Leave out the pictures and repeat exactly the lines from the one containing "Convert this screenshot" through the final line of the listing below.

--- Start of Exercise inputs ---

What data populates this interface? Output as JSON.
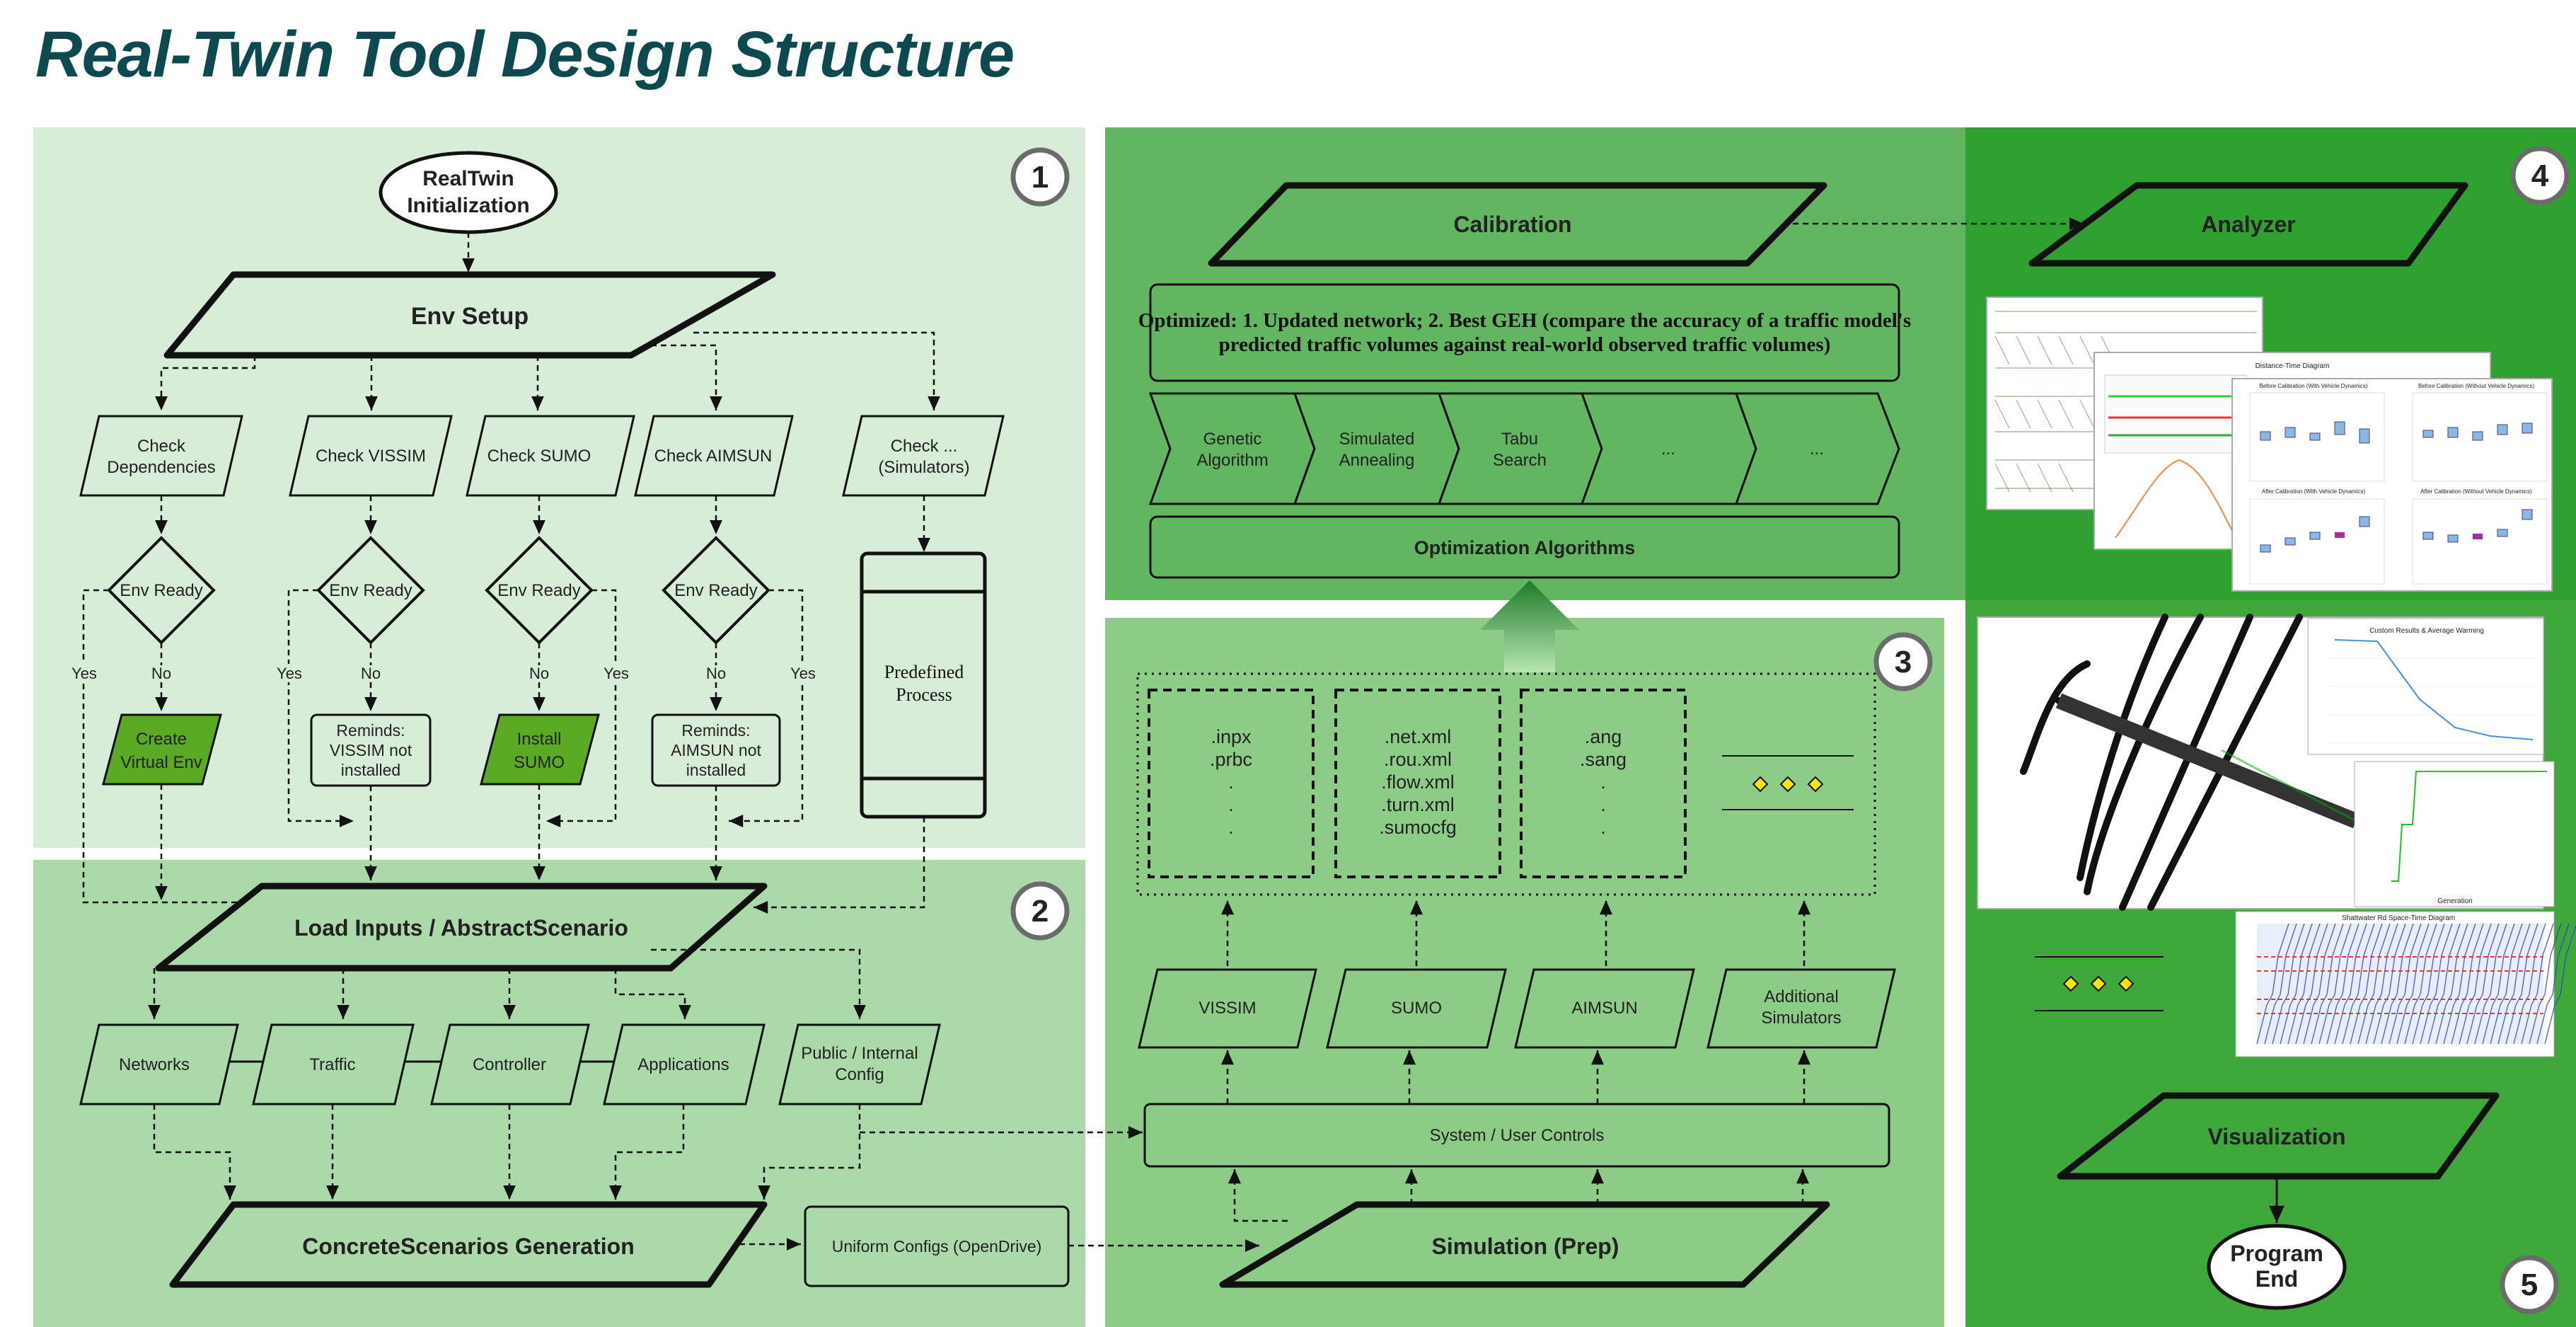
{
  "title": "Real-Twin Tool Design Structure",
  "colors": {
    "panel1": "#d8edd7",
    "panel2": "#acd9a9",
    "panel3": "#8ccc86",
    "panel_calib": "#62b561",
    "panel4": "#2ea131",
    "panel5": "#3ea83a",
    "title": "#0c4a4f",
    "highlight_green": "#5aaa23",
    "diamond_marker": "#ffe600"
  },
  "badges": {
    "b1": "1",
    "b2": "2",
    "b3": "3",
    "b4": "4",
    "b5": "5"
  },
  "panel1": {
    "start_l1": "RealTwin",
    "start_l2": "Initialization",
    "env_setup": "Env Setup",
    "checks": [
      {
        "l1": "Check",
        "l2": "Dependencies"
      },
      {
        "l1": "Check VISSIM",
        "l2": ""
      },
      {
        "l1": "Check SUMO",
        "l2": ""
      },
      {
        "l1": "Check AIMSUN",
        "l2": ""
      },
      {
        "l1": "Check ...",
        "l2": "(Simulators)"
      }
    ],
    "env_ready": "Env Ready",
    "yes": "Yes",
    "no": "No",
    "results": [
      {
        "l1": "Create",
        "l2": "Virtual Env",
        "l3": ""
      },
      {
        "l1": "Reminds:",
        "l2": "VISSIM not",
        "l3": "installed"
      },
      {
        "l1": "Install",
        "l2": "SUMO",
        "l3": ""
      },
      {
        "l1": "Reminds:",
        "l2": "AIMSUN not",
        "l3": "installed"
      }
    ],
    "predefined_l1": "Predefined",
    "predefined_l2": "Process"
  },
  "panel2": {
    "load_inputs": "Load Inputs / AbstractScenario",
    "inputs": [
      {
        "l1": "Networks",
        "l2": ""
      },
      {
        "l1": "Traffic",
        "l2": ""
      },
      {
        "l1": "Controller",
        "l2": ""
      },
      {
        "l1": "Applications",
        "l2": ""
      },
      {
        "l1": "Public / Internal",
        "l2": "Config"
      }
    ],
    "concrete": "ConcreteScenarios Generation",
    "uniform": "Uniform Configs (OpenDrive)"
  },
  "calibration": {
    "title": "Calibration",
    "optimized_l1": "Optimized: 1. Updated network; 2. Best GEH (compare the accuracy of a traffic model's",
    "optimized_l2": "predicted traffic volumes against real-world observed traffic volumes)",
    "algorithms": [
      {
        "l1": "Genetic",
        "l2": "Algorithm"
      },
      {
        "l1": "Simulated",
        "l2": "Annealing"
      },
      {
        "l1": "Tabu",
        "l2": "Search"
      },
      {
        "l1": "...",
        "l2": ""
      },
      {
        "l1": "...",
        "l2": ""
      }
    ],
    "opt_label": "Optimization Algorithms"
  },
  "panel3": {
    "files": [
      {
        "lines": [
          ".inpx",
          ".prbc",
          ".",
          ".",
          "."
        ]
      },
      {
        "lines": [
          ".net.xml",
          ".rou.xml",
          ".flow.xml",
          ".turn.xml",
          ".sumocfg"
        ]
      },
      {
        "lines": [
          ".ang",
          ".sang",
          ".",
          ".",
          "."
        ]
      }
    ],
    "sims": [
      {
        "l1": "VISSIM",
        "l2": ""
      },
      {
        "l1": "SUMO",
        "l2": ""
      },
      {
        "l1": "AIMSUN",
        "l2": ""
      },
      {
        "l1": "Additional",
        "l2": "Simulators"
      }
    ],
    "controls": "System / User Controls",
    "simulation": "Simulation (Prep)"
  },
  "panel4": {
    "analyzer": "Analyzer",
    "chart_texts": {
      "distance_time": "Distance-Time Diagram",
      "before_with": "Before Calibration (With Vehicle Dynamics)",
      "before_without": "Before Calibration (Without Vehicle Dynamics)",
      "after_with": "After Calibration (With Vehicle Dynamics)",
      "after_without": "After Calibration (Without Vehicle Dynamics)"
    }
  },
  "panel5": {
    "cost_title": "Custom Results & Average Warming",
    "generation": "Generation",
    "spacetime_title": "Shattwater Rd Space-Time Diagram",
    "visualization": "Visualization",
    "end_l1": "Program",
    "end_l2": "End"
  }
}
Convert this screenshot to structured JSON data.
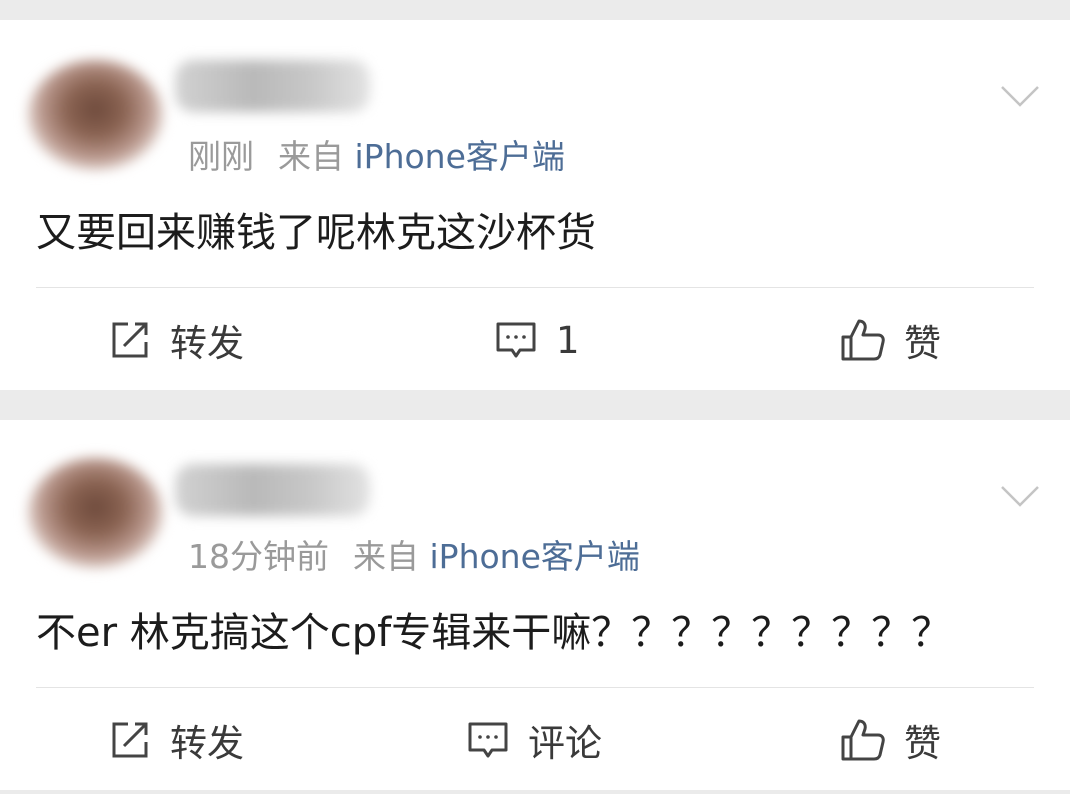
{
  "posts": [
    {
      "time": "刚刚",
      "source_prefix": "来自",
      "source": "iPhone客户端",
      "content": "又要回来赚钱了呢林克这沙杯货",
      "actions": {
        "forward": "转发",
        "comment": "1",
        "like": "赞"
      }
    },
    {
      "time": "18分钟前",
      "source_prefix": "来自",
      "source": "iPhone客户端",
      "content": "不er 林克搞这个cpf专辑来干嘛？？？？？？？？？",
      "actions": {
        "forward": "转发",
        "comment": "评论",
        "like": "赞"
      }
    }
  ],
  "colors": {
    "source_link": "#4d6d96",
    "background": "#ebebeb",
    "card": "#ffffff"
  },
  "icons": [
    "chevron-down-icon",
    "edit-share-icon",
    "comment-icon",
    "thumbs-up-icon"
  ]
}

--- End of Exercise inputs ---

_Result for this exercise_
Convert this screenshot to structured JSON data.
{
  "posts": [
    {
      "time": "刚刚",
      "source_prefix": "来自",
      "source": "iPhone客户端",
      "content": "又要回来赚钱了呢林克这沙杯货",
      "actions": {
        "forward": "转发",
        "comment": "1",
        "like": "赞"
      }
    },
    {
      "time": "18分钟前",
      "source_prefix": "来自",
      "source": "iPhone客户端",
      "content": "不er 林克搞这个cpf专辑来干嘛？？？？？？？？？",
      "actions": {
        "forward": "转发",
        "comment": "评论",
        "like": "赞"
      }
    }
  ],
  "colors": {
    "source_link": "#4d6d96",
    "background": "#ebebeb",
    "card": "#ffffff"
  },
  "icons": [
    "chevron-down-icon",
    "edit-share-icon",
    "comment-icon",
    "thumbs-up-icon"
  ]
}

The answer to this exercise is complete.